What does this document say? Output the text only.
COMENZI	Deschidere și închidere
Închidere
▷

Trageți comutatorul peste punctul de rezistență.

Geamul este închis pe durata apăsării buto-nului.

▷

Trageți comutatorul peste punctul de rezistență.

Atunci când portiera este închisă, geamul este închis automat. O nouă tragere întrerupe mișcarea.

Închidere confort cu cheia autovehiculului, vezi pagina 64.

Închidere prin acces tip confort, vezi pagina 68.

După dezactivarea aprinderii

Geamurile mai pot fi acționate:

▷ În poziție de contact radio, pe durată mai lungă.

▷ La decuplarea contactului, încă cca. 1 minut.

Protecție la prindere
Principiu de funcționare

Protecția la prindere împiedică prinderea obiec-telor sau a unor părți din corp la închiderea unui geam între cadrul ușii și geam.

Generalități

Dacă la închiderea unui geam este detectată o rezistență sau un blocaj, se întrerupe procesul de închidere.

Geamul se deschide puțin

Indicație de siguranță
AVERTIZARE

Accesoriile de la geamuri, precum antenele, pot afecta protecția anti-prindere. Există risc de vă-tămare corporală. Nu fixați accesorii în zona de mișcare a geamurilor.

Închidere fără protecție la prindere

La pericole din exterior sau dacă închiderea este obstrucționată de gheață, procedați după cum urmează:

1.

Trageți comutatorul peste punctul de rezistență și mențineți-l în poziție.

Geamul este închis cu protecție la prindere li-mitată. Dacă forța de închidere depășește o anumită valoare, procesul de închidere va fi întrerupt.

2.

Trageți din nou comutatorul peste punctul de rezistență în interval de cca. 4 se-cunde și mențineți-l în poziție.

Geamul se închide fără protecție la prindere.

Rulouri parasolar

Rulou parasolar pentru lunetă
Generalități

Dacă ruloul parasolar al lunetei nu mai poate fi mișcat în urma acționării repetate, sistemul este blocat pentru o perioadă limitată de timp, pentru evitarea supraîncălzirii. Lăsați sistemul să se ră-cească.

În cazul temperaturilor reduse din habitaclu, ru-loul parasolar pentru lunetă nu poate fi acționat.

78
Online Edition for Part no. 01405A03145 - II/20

_EXERCISE BRIEF:_ Extract the listing in its entirety, matching it exactly.

_PROBLEM SOLUTION:_
What does this document say? Output the text only.
COMENZI	Deschidere și închidere
Închidere
▷

Trageți comutatorul peste punctul de rezistență.

Geamul este închis pe durata apăsării buto-nului.

▷

Trageți comutatorul peste punctul de rezistență.

Atunci când portiera este închisă, geamul este închis automat. O nouă tragere întrerupe mișcarea.

Închidere confort cu cheia autovehiculului, vezi pagina 64.

Închidere prin acces tip confort, vezi pagina 68.

După dezactivarea aprinderii

Geamurile mai pot fi acționate:

▷ În poziție de contact radio, pe durată mai lungă.

▷ La decuplarea contactului, încă cca. 1 minut.

Protecție la prindere
Principiu de funcționare

Protecția la prindere împiedică prinderea obiec-telor sau a unor părți din corp la închiderea unui geam între cadrul ușii și geam.

Generalități

Dacă la închiderea unui geam este detectată o rezistență sau un blocaj, se întrerupe procesul de închidere.

Geamul se deschide puțin

Indicație de siguranță
AVERTIZARE

Accesoriile de la geamuri, precum antenele, pot afecta protecția anti-prindere. Există risc de vă-tămare corporală. Nu fixați accesorii în zona de mișcare a geamurilor.

Închidere fără protecție la prindere

La pericole din exterior sau dacă închiderea este obstrucționată de gheață, procedați după cum urmează:

1.

Trageți comutatorul peste punctul de rezistență și mențineți-l în poziție.

Geamul este închis cu protecție la prindere li-mitată. Dacă forța de închidere depășește o anumită valoare, procesul de închidere va fi întrerupt.

2.

Trageți din nou comutatorul peste punctul de rezistență în interval de cca. 4 se-cunde și mențineți-l în poziție.

Geamul se închide fără protecție la prindere.

Rulouri parasolar

Rulou parasolar pentru lunetă
Generalități

Dacă ruloul parasolar al lunetei nu mai poate fi mișcat în urma acționării repetate, sistemul este blocat pentru o perioadă limitată de timp, pentru evitarea supraîncălzirii. Lăsați sistemul să se ră-cească.

În cazul temperaturilor reduse din habitaclu, ru-loul parasolar pentru lunetă nu poate fi acționat.

78
Online Edition for Part no. 01405A03145 - II/20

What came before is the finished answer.